**EXCERPT PROVIDED:**

Even more impressive is how this triple-bylined act of journalism manages to clarify nothing. Instead, what we have here is a heaving pile of pseudo-intellectual gibberish buried in appropriate woke phrases and clumped together in such an Orwellian way, no conclusion is made — other than the obvious one: every choice made by white people is raaaaaacist.

If anything, NPR’s “Which skin color emoji should you use? The answer can be more complex than you think” will be remembered as an artifact from a time when America was so prosperous and spoiled, we had the luxury to assign three people to cover shit that doesn’t matter, and no one cares about.

Talk about luxury problems…

“In 2015, five skin tone options became available for hand gesture emojis, in addition to the default Simpsons-like yellow,” the three NPR welfare queens report. “Choosing one can be a simple texting shortcut for some, but for others, it opens a complex conversation about race and identity.”

The only conclusion one can glean from this — other than we have become a society of fragile babies — is that too many people have way too much time on their hands. What’s more, these crybabies live a life with so few real problems they have the emotional space to allow an emoji to launch “a complex conversation about race and identity.”

Do they not own a TV?

Anyway, can you imagine living a life so perfect that the color of a stupid emoji is something you have the luxury to worry over? Get a load of this:

Heath Racela identifies as three-quarters white and one-quarter Filipino. When texting, he chooses a yellow emoji instead of a skin tone option, because he feels it doesn’t represent any specific ethnicity or color.


“I use the brown one that matches me,” said Sarai Cole, an opera singer in Germany. “I have some friends who use the brown ones, too, but they are not brown themselves. This confuses me.”

**TASK:** According to the commentary on emoji skin tones, in what year did five skin tone options become available for hand gesture emojis? The items that come next are separate material, unrelated to the commentary on emoji skin tones.

[Labeled box records]
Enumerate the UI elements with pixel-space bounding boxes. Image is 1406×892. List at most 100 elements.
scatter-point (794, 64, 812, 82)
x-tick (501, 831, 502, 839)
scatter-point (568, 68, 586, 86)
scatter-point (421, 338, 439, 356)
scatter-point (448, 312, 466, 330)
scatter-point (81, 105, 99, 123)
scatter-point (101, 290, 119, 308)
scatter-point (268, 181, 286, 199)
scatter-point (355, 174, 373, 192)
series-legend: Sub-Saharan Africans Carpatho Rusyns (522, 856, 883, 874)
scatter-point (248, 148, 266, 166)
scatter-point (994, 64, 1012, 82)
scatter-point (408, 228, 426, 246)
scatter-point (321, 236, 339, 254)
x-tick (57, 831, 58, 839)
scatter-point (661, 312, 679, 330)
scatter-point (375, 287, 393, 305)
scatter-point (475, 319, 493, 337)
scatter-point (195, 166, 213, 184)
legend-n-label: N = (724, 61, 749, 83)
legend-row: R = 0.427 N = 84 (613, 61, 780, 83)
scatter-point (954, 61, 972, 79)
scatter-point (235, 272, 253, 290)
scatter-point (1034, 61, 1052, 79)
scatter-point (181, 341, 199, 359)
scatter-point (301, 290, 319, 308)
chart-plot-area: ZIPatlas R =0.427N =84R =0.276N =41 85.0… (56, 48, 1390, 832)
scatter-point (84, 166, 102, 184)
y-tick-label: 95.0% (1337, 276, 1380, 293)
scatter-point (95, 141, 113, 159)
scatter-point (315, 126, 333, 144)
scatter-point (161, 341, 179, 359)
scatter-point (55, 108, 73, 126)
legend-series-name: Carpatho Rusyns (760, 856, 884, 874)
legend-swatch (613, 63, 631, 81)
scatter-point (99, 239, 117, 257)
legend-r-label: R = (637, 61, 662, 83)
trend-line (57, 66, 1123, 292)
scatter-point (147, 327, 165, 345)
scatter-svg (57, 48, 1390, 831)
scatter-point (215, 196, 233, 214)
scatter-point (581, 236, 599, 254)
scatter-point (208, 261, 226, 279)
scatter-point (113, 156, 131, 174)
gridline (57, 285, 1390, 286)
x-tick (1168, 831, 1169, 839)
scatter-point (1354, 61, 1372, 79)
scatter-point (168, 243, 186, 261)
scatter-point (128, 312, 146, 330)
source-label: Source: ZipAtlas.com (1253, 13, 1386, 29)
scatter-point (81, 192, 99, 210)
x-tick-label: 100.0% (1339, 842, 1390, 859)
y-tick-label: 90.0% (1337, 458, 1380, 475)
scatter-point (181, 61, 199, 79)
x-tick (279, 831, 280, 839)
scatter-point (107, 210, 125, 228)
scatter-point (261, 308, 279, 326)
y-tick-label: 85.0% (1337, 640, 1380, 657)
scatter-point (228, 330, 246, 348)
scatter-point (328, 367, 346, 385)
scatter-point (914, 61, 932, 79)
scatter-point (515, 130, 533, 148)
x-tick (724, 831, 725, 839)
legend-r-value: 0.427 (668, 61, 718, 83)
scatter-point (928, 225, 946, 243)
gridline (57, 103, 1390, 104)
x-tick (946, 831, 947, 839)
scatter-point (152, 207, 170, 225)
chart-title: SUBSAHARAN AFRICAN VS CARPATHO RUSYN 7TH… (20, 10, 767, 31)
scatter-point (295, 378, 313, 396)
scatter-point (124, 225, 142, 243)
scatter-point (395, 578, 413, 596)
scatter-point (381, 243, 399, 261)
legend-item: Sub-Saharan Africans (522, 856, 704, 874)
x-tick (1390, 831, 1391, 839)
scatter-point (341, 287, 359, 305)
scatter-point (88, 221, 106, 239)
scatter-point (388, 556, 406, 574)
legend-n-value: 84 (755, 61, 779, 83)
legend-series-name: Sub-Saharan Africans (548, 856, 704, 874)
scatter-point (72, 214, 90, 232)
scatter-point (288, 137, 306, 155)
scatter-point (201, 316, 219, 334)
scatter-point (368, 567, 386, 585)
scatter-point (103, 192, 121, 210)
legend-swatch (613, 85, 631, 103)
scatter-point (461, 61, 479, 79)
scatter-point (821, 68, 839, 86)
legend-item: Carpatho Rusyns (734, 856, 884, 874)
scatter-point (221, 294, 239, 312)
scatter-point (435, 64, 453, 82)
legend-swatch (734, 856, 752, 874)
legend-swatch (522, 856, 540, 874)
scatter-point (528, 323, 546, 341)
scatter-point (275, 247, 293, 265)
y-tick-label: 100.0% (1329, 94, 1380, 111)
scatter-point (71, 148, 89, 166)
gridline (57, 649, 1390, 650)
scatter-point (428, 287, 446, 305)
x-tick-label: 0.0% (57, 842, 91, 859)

**OUTPUT BELOW:** Five skin tone options became available for hand gesture emojis in 2015.